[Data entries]

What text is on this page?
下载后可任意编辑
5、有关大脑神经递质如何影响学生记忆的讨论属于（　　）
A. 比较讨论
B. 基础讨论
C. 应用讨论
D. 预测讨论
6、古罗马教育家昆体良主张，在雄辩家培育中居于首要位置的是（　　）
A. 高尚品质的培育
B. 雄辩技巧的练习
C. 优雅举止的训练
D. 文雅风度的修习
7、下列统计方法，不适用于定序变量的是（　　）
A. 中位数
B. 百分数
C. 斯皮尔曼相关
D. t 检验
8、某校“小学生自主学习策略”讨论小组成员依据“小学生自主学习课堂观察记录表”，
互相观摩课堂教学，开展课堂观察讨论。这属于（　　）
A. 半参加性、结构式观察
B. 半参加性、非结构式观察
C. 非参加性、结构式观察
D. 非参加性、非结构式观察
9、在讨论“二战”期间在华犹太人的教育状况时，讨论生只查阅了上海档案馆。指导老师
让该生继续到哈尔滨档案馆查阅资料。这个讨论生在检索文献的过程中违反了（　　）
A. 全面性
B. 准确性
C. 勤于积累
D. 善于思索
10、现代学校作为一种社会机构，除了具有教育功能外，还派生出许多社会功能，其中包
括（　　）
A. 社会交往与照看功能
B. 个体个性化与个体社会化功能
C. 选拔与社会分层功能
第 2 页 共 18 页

Exercise directions -> Give the entries once more, exactly as they appear.

Response for this exercise ->
What text is on this page?
下载后可任意编辑
5、有关大脑神经递质如何影响学生记忆的讨论属于（　　）
A. 比较讨论
B. 基础讨论
C. 应用讨论
D. 预测讨论
6、古罗马教育家昆体良主张，在雄辩家培育中居于首要位置的是（　　）
A. 高尚品质的培育
B. 雄辩技巧的练习
C. 优雅举止的训练
D. 文雅风度的修习
7、下列统计方法，不适用于定序变量的是（　　）
A. 中位数
B. 百分数
C. 斯皮尔曼相关
D. t 检验
8、某校“小学生自主学习策略”讨论小组成员依据“小学生自主学习课堂观察记录表”，
互相观摩课堂教学，开展课堂观察讨论。这属于（　　）
A. 半参加性、结构式观察
B. 半参加性、非结构式观察
C. 非参加性、结构式观察
D. 非参加性、非结构式观察
9、在讨论“二战”期间在华犹太人的教育状况时，讨论生只查阅了上海档案馆。指导老师
让该生继续到哈尔滨档案馆查阅资料。这个讨论生在检索文献的过程中违反了（　　）
A. 全面性
B. 准确性
C. 勤于积累
D. 善于思索
10、现代学校作为一种社会机构，除了具有教育功能外，还派生出许多社会功能，其中包
括（　　）
A. 社会交往与照看功能
B. 个体个性化与个体社会化功能
C. 选拔与社会分层功能
第 2 页 共 18 页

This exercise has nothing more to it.